__Saved entries__
--- Begin ---
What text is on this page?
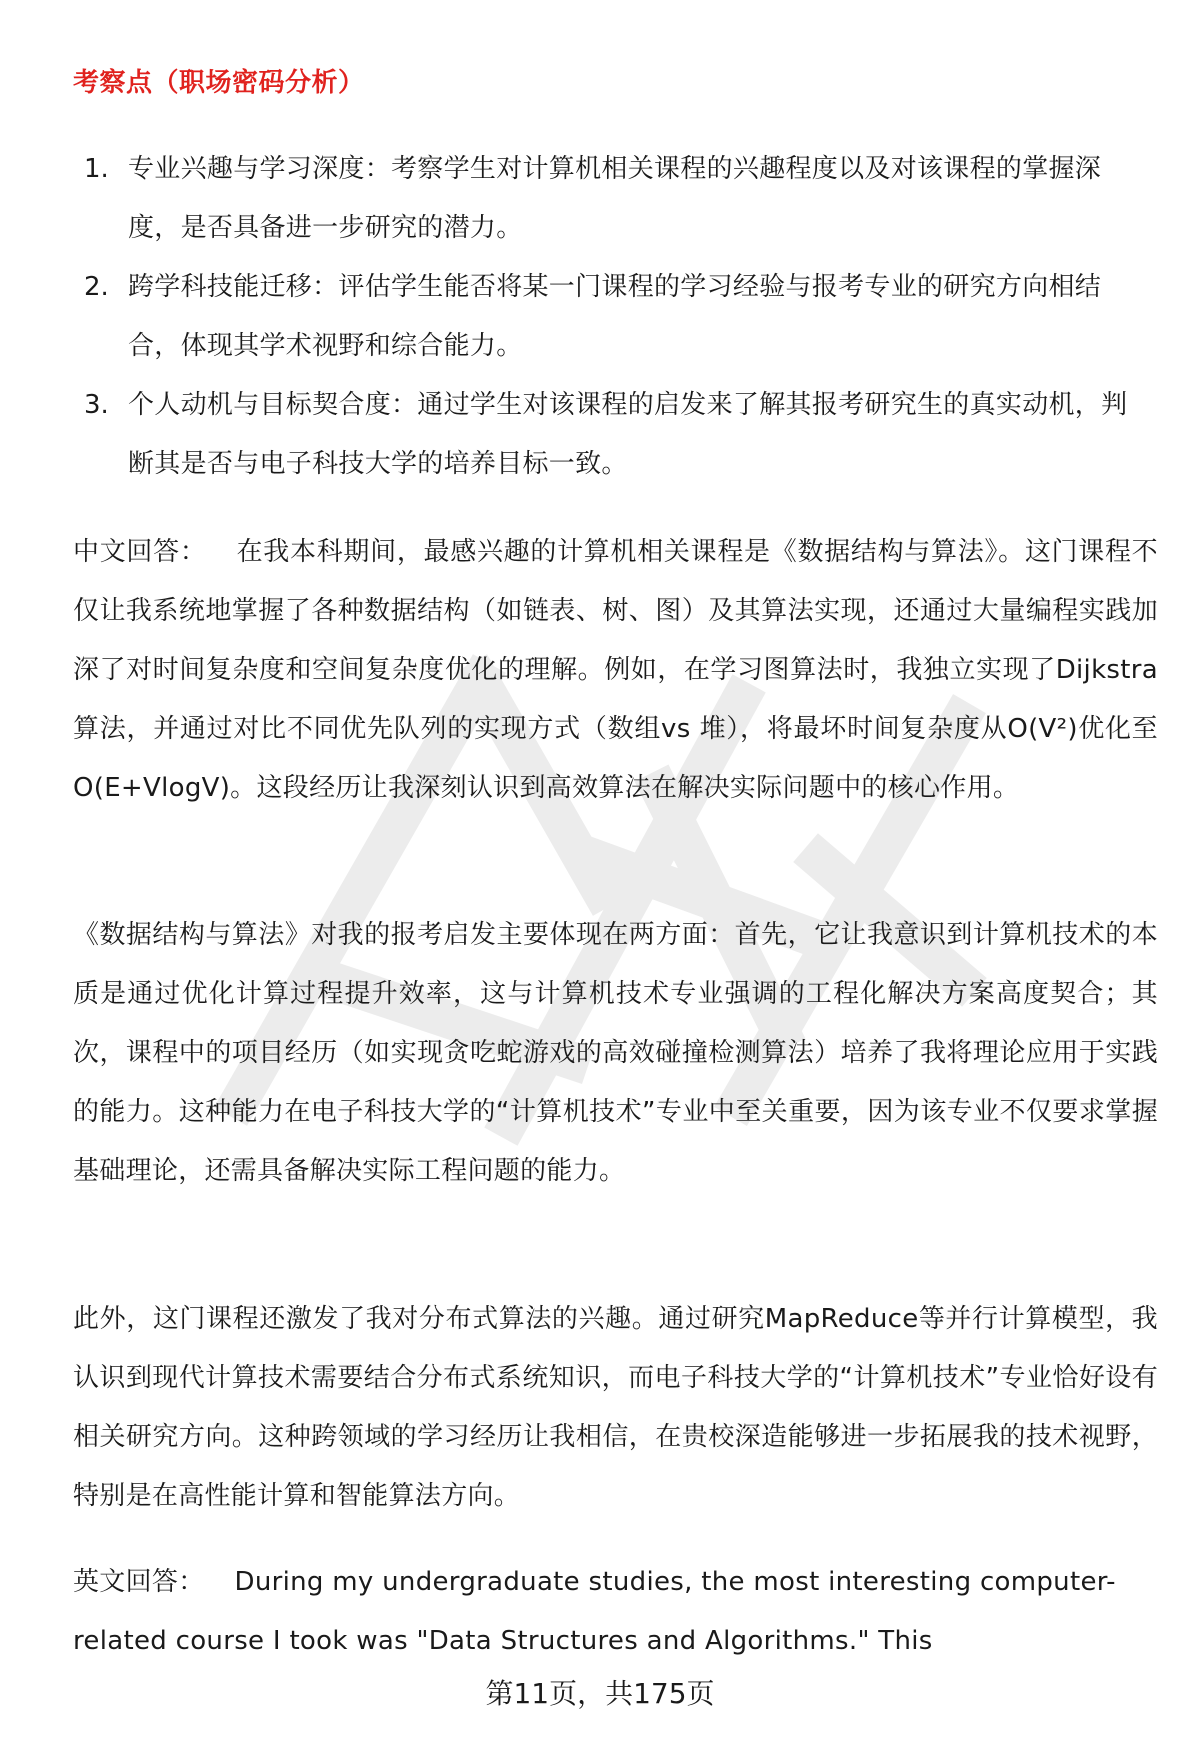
考察点（职场密码分析）
1. 专业兴趣与学习深度：考察学生对计算机相关课程的兴趣程度以及对该课程的掌握深度，是否具备进一步研究的潜力。
2. 跨学科技能迁移：评估学生能否将某一门课程的学习经验与报考专业的研究方向相结合，体现其学术视野和综合能力。
3. 个人动机与目标契合度：通过学生对该课程的启发来了解其报考研究生的真实动机，判断其是否与电子科技大学的培养目标一致。

中文回答： 在我本科期间，最感兴趣的计算机相关课程是《数据结构与算法》。这门课程不仅让我系统地掌握了各种数据结构（如链表、树、图）及其算法实现，还通过大量编程实践加深了对时间复杂度和空间复杂度优化的理解。例如，在学习图算法时，我独立实现了Dijkstra算法，并通过对比不同优先队列的实现方式（数组vs 堆），将最坏时间复杂度从O(V²)优化至O(E+VlogV)。这段经历让我深刻认识到高效算法在解决实际问题中的核心作用。

《数据结构与算法》对我的报考启发主要体现在两方面：首先，它让我意识到计算机技术的本质是通过优化计算过程提升效率，这与计算机技术专业强调的工程化解决方案高度契合；其次，课程中的项目经历（如实现贪吃蛇游戏的高效碰撞检测算法）培养了我将理论应用于实践的能力。这种能力在电子科技大学的“计算机技术”专业中至关重要，因为该专业不仅要求掌握基础理论，还需具备解决实际工程问题的能力。

此外，这门课程还激发了我对分布式算法的兴趣。通过研究MapReduce等并行计算模型，我认识到现代计算技术需要结合分布式系统知识，而电子科技大学的“计算机技术”专业恰好设有相关研究方向。这种跨领域的学习经历让我相信，在贵校深造能够进一步拓展我的技术视野，特别是在高性能计算和智能算法方向。

英文回答： During my undergraduate studies, the most interesting computer-related course I took was "Data Structures and Algorithms." This

第11页，共175页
--- End ---
__STATED EXERCISE__
From the material above, reproduce everything verbatim except the pictures.

__RESPONSE__
What text is on this page?
考察点（职场密码分析）
1. 专业兴趣与学习深度：考察学生对计算机相关课程的兴趣程度以及对该课程的掌握深度，是否具备进一步研究的潜力。
2. 跨学科技能迁移：评估学生能否将某一门课程的学习经验与报考专业的研究方向相结合，体现其学术视野和综合能力。
3. 个人动机与目标契合度：通过学生对该课程的启发来了解其报考研究生的真实动机，判断其是否与电子科技大学的培养目标一致。

中文回答： 在我本科期间，最感兴趣的计算机相关课程是《数据结构与算法》。这门课程不仅让我系统地掌握了各种数据结构（如链表、树、图）及其算法实现，还通过大量编程实践加深了对时间复杂度和空间复杂度优化的理解。例如，在学习图算法时，我独立实现了Dijkstra算法，并通过对比不同优先队列的实现方式（数组vs 堆），将最坏时间复杂度从O(V²)优化至O(E+VlogV)。这段经历让我深刻认识到高效算法在解决实际问题中的核心作用。

《数据结构与算法》对我的报考启发主要体现在两方面：首先，它让我意识到计算机技术的本质是通过优化计算过程提升效率，这与计算机技术专业强调的工程化解决方案高度契合；其次，课程中的项目经历（如实现贪吃蛇游戏的高效碰撞检测算法）培养了我将理论应用于实践的能力。这种能力在电子科技大学的“计算机技术”专业中至关重要，因为该专业不仅要求掌握基础理论，还需具备解决实际工程问题的能力。

此外，这门课程还激发了我对分布式算法的兴趣。通过研究MapReduce等并行计算模型，我认识到现代计算技术需要结合分布式系统知识，而电子科技大学的“计算机技术”专业恰好设有相关研究方向。这种跨领域的学习经历让我相信，在贵校深造能够进一步拓展我的技术视野，特别是在高性能计算和智能算法方向。

英文回答： During my undergraduate studies, the most interesting computer-related course I took was "Data Structures and Algorithms." This

第11页，共175页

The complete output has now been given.